* **Entries**:
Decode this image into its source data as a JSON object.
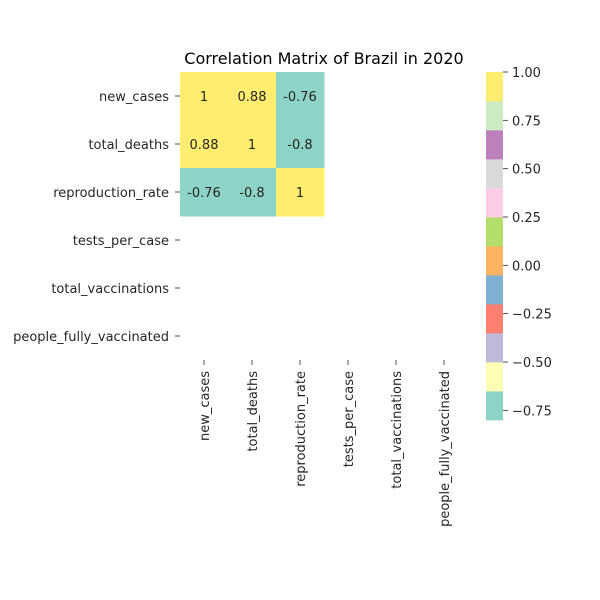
{
  "chart_data": {
    "type": "heatmap",
    "title": "Correlation Matrix of Brazil in 2020",
    "row_labels": [
      "new_cases",
      "total_deaths",
      "reproduction_rate",
      "tests_per_case",
      "total_vaccinations",
      "people_fully_vaccinated"
    ],
    "col_labels": [
      "new_cases",
      "total_deaths",
      "reproduction_rate",
      "tests_per_case",
      "total_vaccinations",
      "people_fully_vaccinated"
    ],
    "values": [
      [
        1,
        0.88,
        -0.76,
        null,
        null,
        null
      ],
      [
        0.88,
        1,
        -0.8,
        null,
        null,
        null
      ],
      [
        -0.76,
        -0.8,
        1,
        null,
        null,
        null
      ],
      [
        null,
        null,
        null,
        null,
        null,
        null
      ],
      [
        null,
        null,
        null,
        null,
        null,
        null
      ],
      [
        null,
        null,
        null,
        null,
        null,
        null
      ]
    ],
    "annotations": [
      [
        "1",
        "0.88",
        "-0.76",
        "",
        "",
        ""
      ],
      [
        "0.88",
        "1",
        "-0.8",
        "",
        "",
        ""
      ],
      [
        "-0.76",
        "-0.8",
        "1",
        "",
        "",
        ""
      ],
      [
        "",
        "",
        "",
        "",
        "",
        ""
      ],
      [
        "",
        "",
        "",
        "",
        "",
        ""
      ],
      [
        "",
        "",
        "",
        "",
        "",
        ""
      ]
    ],
    "colorbar": {
      "vmin": -0.8,
      "vmax": 1.0,
      "ticks": [
        1.0,
        0.75,
        0.5,
        0.25,
        0.0,
        -0.25,
        -0.5,
        -0.75
      ],
      "tick_labels": [
        "1.00",
        "0.75",
        "0.50",
        "0.25",
        "0.00",
        "−0.25",
        "−0.50",
        "−0.75"
      ],
      "palette": [
        "#8dd3c7",
        "#ffffb3",
        "#bebada",
        "#fb8072",
        "#80b1d3",
        "#fdb462",
        "#b3de69",
        "#fccde5",
        "#d9d9d9",
        "#bc80bd",
        "#ccebc5",
        "#ffed6f"
      ]
    },
    "grid": false
  }
}
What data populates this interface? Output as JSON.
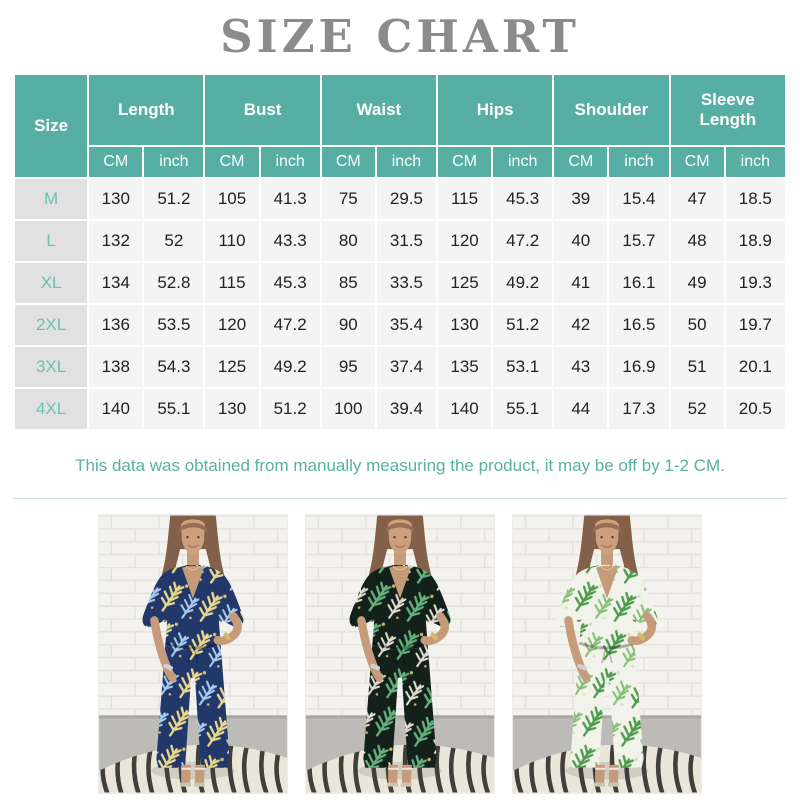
{
  "title": "SIZE CHART",
  "note": "This data was obtained from manually measuring the product, it may be off by 1-2 CM.",
  "colors": {
    "header_teal": "#57afa4",
    "title_gray": "#8b8b8b",
    "size_label_teal": "#6cc0b5",
    "size_column_bg": "#e1e1e1",
    "data_row_bg": "#f4f4f4",
    "note_teal": "#58b0a6",
    "divider_teal": "#c8e3df"
  },
  "chart_data": {
    "type": "table",
    "title": "SIZE CHART",
    "column_groups": [
      "Size",
      "Length",
      "Bust",
      "Waist",
      "Hips",
      "Shoulder",
      "Sleeve Length"
    ],
    "unit_headers": [
      "CM",
      "inch"
    ],
    "rows": [
      {
        "size": "M",
        "values": [
          "130",
          "51.2",
          "105",
          "41.3",
          "75",
          "29.5",
          "115",
          "45.3",
          "39",
          "15.4",
          "47",
          "18.5"
        ]
      },
      {
        "size": "L",
        "values": [
          "132",
          "52",
          "110",
          "43.3",
          "80",
          "31.5",
          "120",
          "47.2",
          "40",
          "15.7",
          "48",
          "18.9"
        ]
      },
      {
        "size": "XL",
        "values": [
          "134",
          "52.8",
          "115",
          "45.3",
          "85",
          "33.5",
          "125",
          "49.2",
          "41",
          "16.1",
          "49",
          "19.3"
        ]
      },
      {
        "size": "2XL",
        "values": [
          "136",
          "53.5",
          "120",
          "47.2",
          "90",
          "35.4",
          "130",
          "51.2",
          "42",
          "16.5",
          "50",
          "19.7"
        ]
      },
      {
        "size": "3XL",
        "values": [
          "138",
          "54.3",
          "125",
          "49.2",
          "95",
          "37.4",
          "135",
          "53.1",
          "43",
          "16.9",
          "51",
          "20.1"
        ]
      },
      {
        "size": "4XL",
        "values": [
          "140",
          "55.1",
          "130",
          "51.2",
          "100",
          "39.4",
          "140",
          "55.1",
          "44",
          "17.3",
          "52",
          "20.5"
        ]
      }
    ],
    "footnote": "This data was obtained from manually measuring the product, it may be off by 1-2 CM."
  },
  "photos": {
    "variants": [
      {
        "name": "navy-leaf-print-jumpsuit",
        "colors": {
          "base": "#22376a",
          "leaf1": "#e9d78a",
          "leaf2": "#a9cdea",
          "dot": "#d9c06a"
        }
      },
      {
        "name": "black-green-leaf-print-jumpsuit",
        "colors": {
          "base": "#14201a",
          "leaf1": "#63b07c",
          "leaf2": "#e2decf",
          "dot": "#c9b26a"
        }
      },
      {
        "name": "white-green-leaf-print-jumpsuit",
        "colors": {
          "base": "#f1f2ea",
          "leaf1": "#4d9c4d",
          "leaf2": "#88bf77",
          "dot": "#cfe3c4"
        }
      }
    ]
  }
}
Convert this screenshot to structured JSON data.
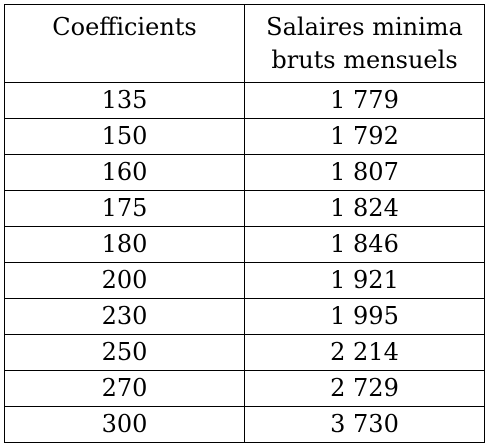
{
  "table": {
    "headers": [
      "Coefficients",
      "Salaires minima bruts mensuels"
    ],
    "rows": [
      {
        "coefficient": "135",
        "salary": "1 779"
      },
      {
        "coefficient": "150",
        "salary": "1 792"
      },
      {
        "coefficient": "160",
        "salary": "1 807"
      },
      {
        "coefficient": "175",
        "salary": "1 824"
      },
      {
        "coefficient": "180",
        "salary": "1 846"
      },
      {
        "coefficient": "200",
        "salary": "1 921"
      },
      {
        "coefficient": "230",
        "salary": "1 995"
      },
      {
        "coefficient": "250",
        "salary": "2 214"
      },
      {
        "coefficient": "270",
        "salary": "2 729"
      },
      {
        "coefficient": "300",
        "salary": "3 730"
      }
    ]
  }
}
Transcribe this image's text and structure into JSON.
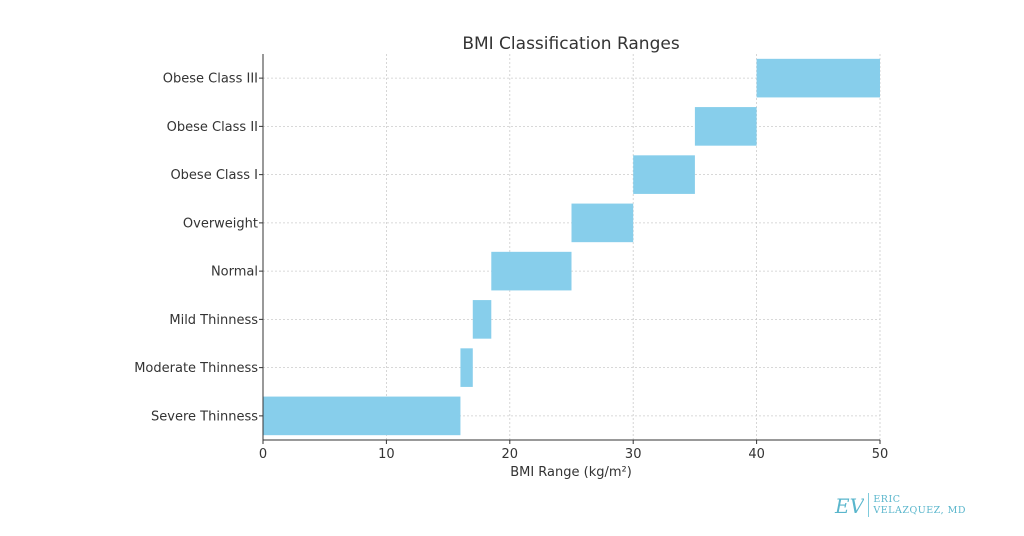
{
  "chart_data": {
    "type": "bar",
    "orientation": "horizontal-range",
    "title": "BMI Classification Ranges",
    "xlabel": "BMI Range (kg/m²)",
    "ylabel": "",
    "xlim": [
      0,
      50
    ],
    "xticks": [
      0,
      10,
      20,
      30,
      40,
      50
    ],
    "grid": true,
    "bar_color": "#87ceeb",
    "categories": [
      "Severe Thinness",
      "Moderate Thinness",
      "Mild Thinness",
      "Normal",
      "Overweight",
      "Obese Class I",
      "Obese Class II",
      "Obese Class III"
    ],
    "ranges": [
      [
        0,
        16
      ],
      [
        16,
        17
      ],
      [
        17,
        18.5
      ],
      [
        18.5,
        25
      ],
      [
        25,
        30
      ],
      [
        30,
        35
      ],
      [
        35,
        40
      ],
      [
        40,
        50
      ]
    ]
  },
  "logo": {
    "monogram": "EV",
    "line1": "ERIC",
    "line2": "VELAZQUEZ, MD",
    "color": "#5ab6cc"
  }
}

* **What is being asked**: Write out every line of the preceding listing that contains "from".

* **Completed task**:
  "note": "This data was obtained from manually measuring the product, it may be off by 1-2 CM.",
    "footnote": "This data was obtained from manually measuring the product, it may be off by 1-2 CM."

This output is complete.